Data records

================

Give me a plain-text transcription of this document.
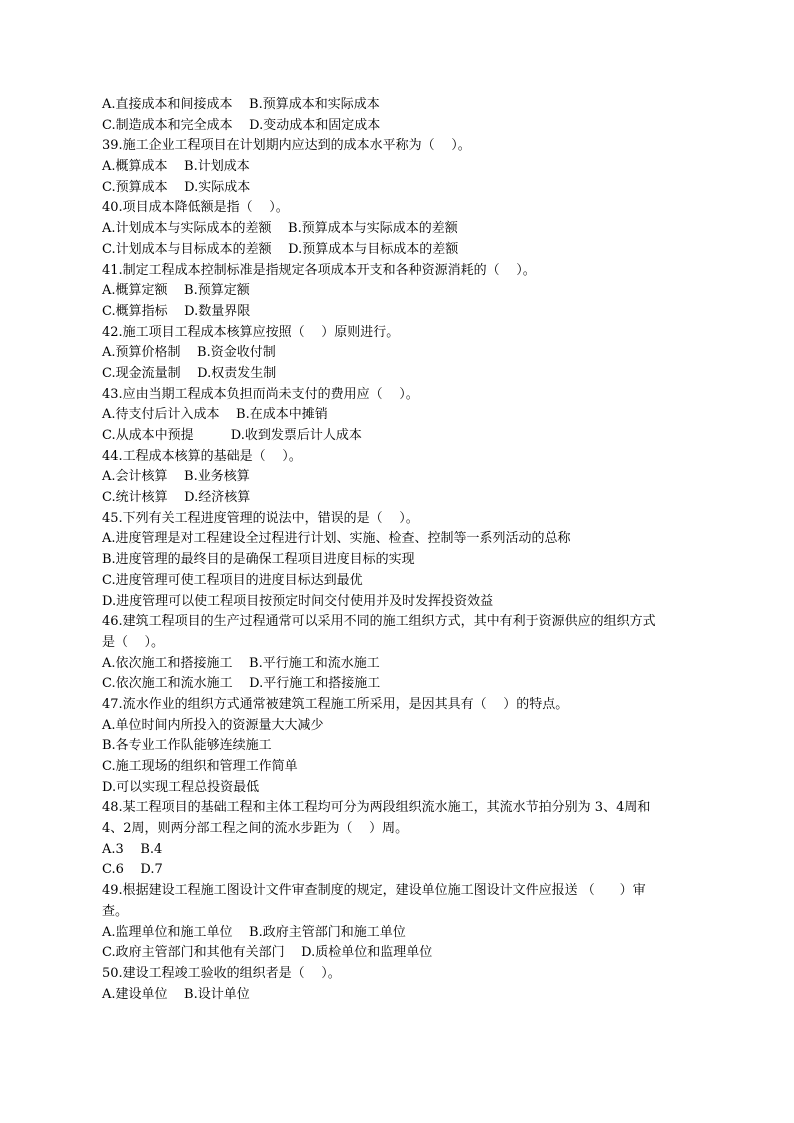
A.直接成本和间接成本    B.预算成本和实际成本
C.制造成本和完全成本    D.变动成本和固定成本
39.施工企业工程项目在计划期内应达到的成本水平称为（    ）。
A.概算成本    B.计划成本
C.预算成本    D.实际成本
40.项目成本降低额是指（    ）。
A.计划成本与实际成本的差额    B.预算成本与实际成本的差额
C.计划成本与目标成本的差额    D.预算成本与目标成本的差额
41.制定工程成本控制标准是指规定各项成本开支和各种资源消耗的（    ）。
A.概算定额    B.预算定额
C.概算指标    D.数量界限
42.施工项目工程成本核算应按照（    ）原则进行。
A.预算价格制    B.资金收付制
C.现金流量制    D.权责发生制
43.应由当期工程成本负担而尚未支付的费用应（    ）。
A.待支付后计入成本    B.在成本中摊销
C.从成本中预提         D.收到发票后计人成本
44.工程成本核算的基础是（    ）。
A.会计核算    B.业务核算
C.统计核算    D.经济核算
45.下列有关工程进度管理的说法中，错误的是（    ）。
A.进度管理是对工程建设全过程进行计划、实施、检查、控制等一系列活动的总称
B.进度管理的最终目的是确保工程项目进度目标的实现
C.进度管理可使工程项目的进度目标达到最优
D.进度管理可以使工程项目按预定时间交付使用并及时发挥投资效益
46.建筑工程项目的生产过程通常可以采用不同的施工组织方式，其中有利于资源供应的组织方式
是（    ）。
A.依次施工和搭接施工    B.平行施工和流水施工
C.依次施工和流水施工    D.平行施工和搭接施工
47.流水作业的组织方式通常被建筑工程施工所采用，是因其具有（    ）的特点。
A.单位时间内所投入的资源量大大减少
B.各专业工作队能够连续施工
C.施工现场的组织和管理工作简单
D.可以实现工程总投资最低
48.某工程项目的基础工程和主体工程均可分为两段组织流水施工，其流水节拍分别为 3、4周和
4、2周，则两分部工程之间的流水步距为（    ）周。
A.3    B.4
C.6    D.7
49.根据建设工程施工图设计文件审查制度的规定，建设单位施工图设计文件应报送 （      ）审
查。
A.监理单位和施工单位    B.政府主管部门和施工单位
C.政府主管部门和其他有关部门    D.质检单位和监理单位
50.建设工程竣工验收的组织者是（    ）。
A.建设单位    B.设计单位
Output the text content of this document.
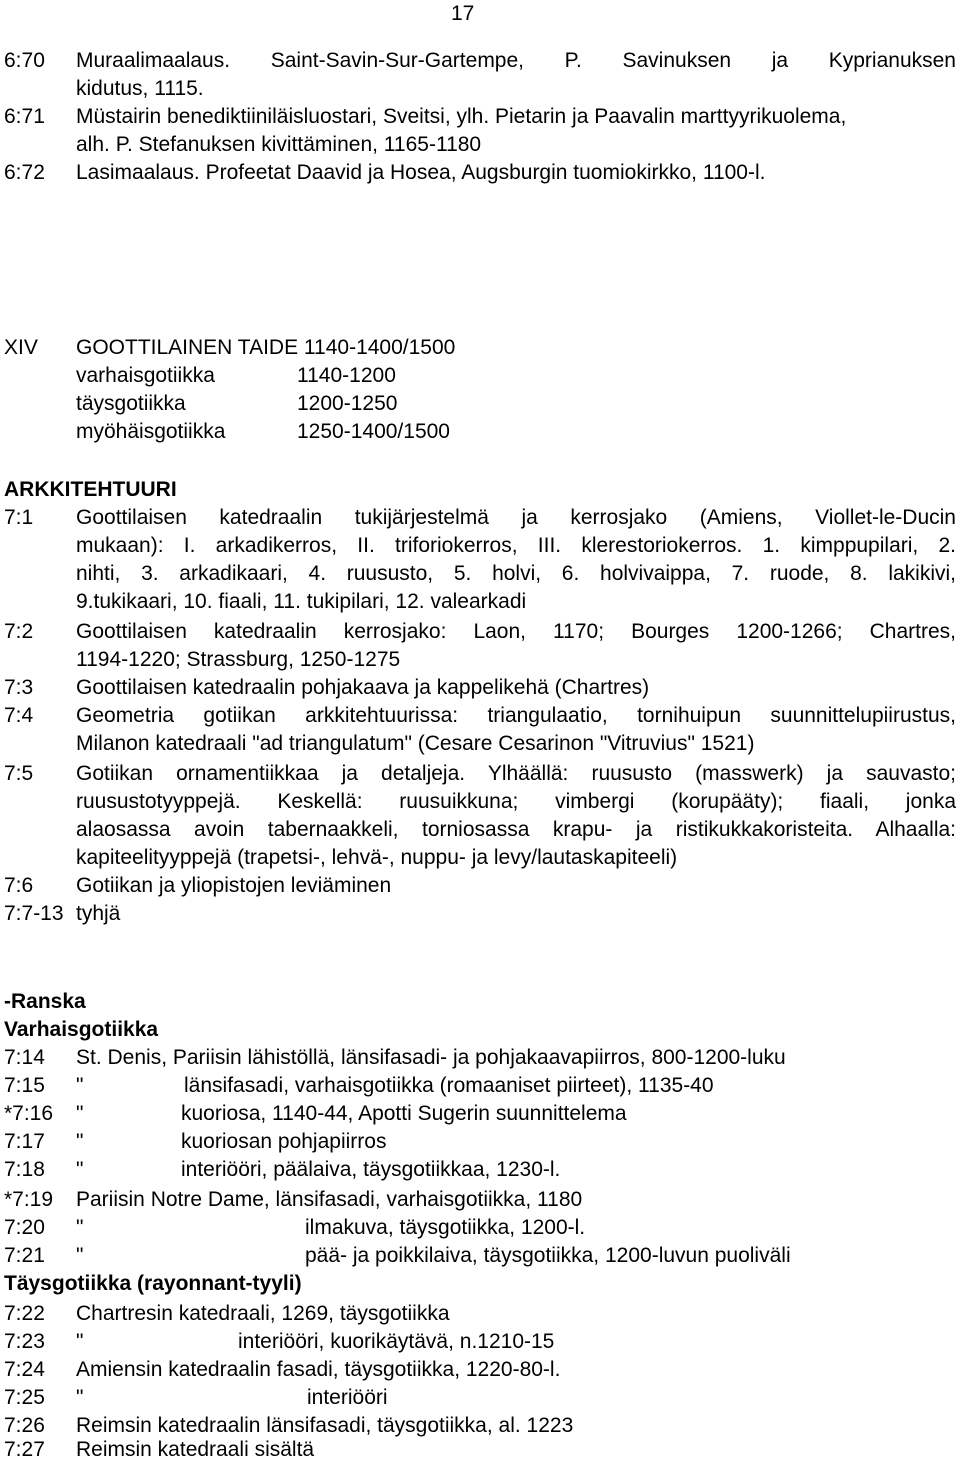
17
6:70 Muraalimaalaus. Saint-Savin-Sur-Gartempe, P. Savinuksen ja Kyprianuksen
kidutus, 1115.
6:71 Müstairin benediktiiniläisluostari, Sveitsi, ylh. Pietarin ja Paavalin marttyyrikuolema,
alh. P. Stefanuksen kivittäminen, 1165-1180
6:72 Lasimaalaus. Profeetat Daavid ja Hosea, Augsburgin tuomiokirkko, 1100-l.
XIV GOOTTILAINEN TAIDE 1140-1400/1500
varhaisgotiikka	1140-1200
täysgotiikka	1200-1250
myöhäisgotiikka	1250-1400/1500
ARKKITEHTUURI
7:1 Goottilaisen katedraalin tukijärjestelmä ja kerrosjako (Amiens, Viollet-le-Ducin
mukaan): I. arkadikerros, II. triforiokerros, III. klerestoriokerros. 1. kimppupilari, 2.
nihti, 3. arkadikaari, 4. ruususto, 5. holvi, 6. holvivaippa, 7. ruode, 8. lakikivi,
9.tukikaari, 10. fiaali, 11. tukipilari, 12. valearkadi
7:2 Goottilaisen katedraalin kerrosjako: Laon, 1170; Bourges 1200-1266; Chartres,
1194-1220; Strassburg, 1250-1275
7:3 Goottilaisen katedraalin pohjakaava ja kappelikehä (Chartres)
7:4 Geometria gotiikan arkkitehtuurissa: triangulaatio, tornihuipun suunnittelupiirustus,
Milanon katedraali "ad triangulatum" (Cesare Cesarinon "Vitruvius" 1521)
7:5 Gotiikan ornamentiikkaa ja detaljeja. Ylhäällä: ruususto (masswerk) ja sauvasto;
ruusustotyyppejä. Keskellä: ruusuikkuna; vimbergi (korupääty); fiaali, jonka
alaosassa avoin tabernaakkeli, torniosassa krapu- ja ristikukkakoristeita. Alhaalla:
kapiteelityyppejä (trapetsi-, lehvä-, nuppu- ja levy/lautaskapiteeli)
7:6 Gotiikan ja yliopistojen leviäminen
7:7-13 tyhjä
-Ranska
Varhaisgotiikka
7:14 St. Denis, Pariisin lähistöllä, länsifasadi- ja pohjakaavapiirros, 800-1200-luku
7:15 "	länsifasadi, varhaisgotiikka (romaaniset piirteet), 1135-40
*7:16 "	kuoriosa, 1140-44, Apotti Sugerin suunnittelema
7:17 "	kuoriosan pohjapiirros
7:18 "	interiööri, päälaiva, täysgotiikkaa, 1230-l.
*7:19 Pariisin Notre Dame, länsifasadi, varhaisgotiikka, 1180
7:20 "	ilmakuva, täysgotiikka, 1200-l.
7:21 "	pää- ja poikkilaiva, täysgotiikka, 1200-luvun puoliväli
Täysgotiikka (rayonnant-tyyli)
7:22 Chartresin katedraali, 1269, täysgotiikka
7:23 "	interiööri, kuorikäytävä, n.1210-15
7:24 Amiensin katedraalin fasadi, täysgotiikka, 1220-80-l.
7:25 "	interiööri
7:26 Reimsin katedraalin länsifasadi, täysgotiikka, al. 1223
7:27 Reimsin katedraali sisältä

================

Goal of the exercise:
Go through the records and show every line with the string "katedraalin" in it.

Output of the task:
7:1 Goottilaisen katedraalin tukijärjestelmä ja kerrosjako (Amiens, Viollet-le-Ducin
7:2 Goottilaisen katedraalin kerrosjako: Laon, 1170; Bourges 1200-1266; Chartres,
7:3 Goottilaisen katedraalin pohjakaava ja kappelikehä (Chartres)
7:24 Amiensin katedraalin fasadi, täysgotiikka, 1220-80-l.
7:26 Reimsin katedraalin länsifasadi, täysgotiikka, al. 1223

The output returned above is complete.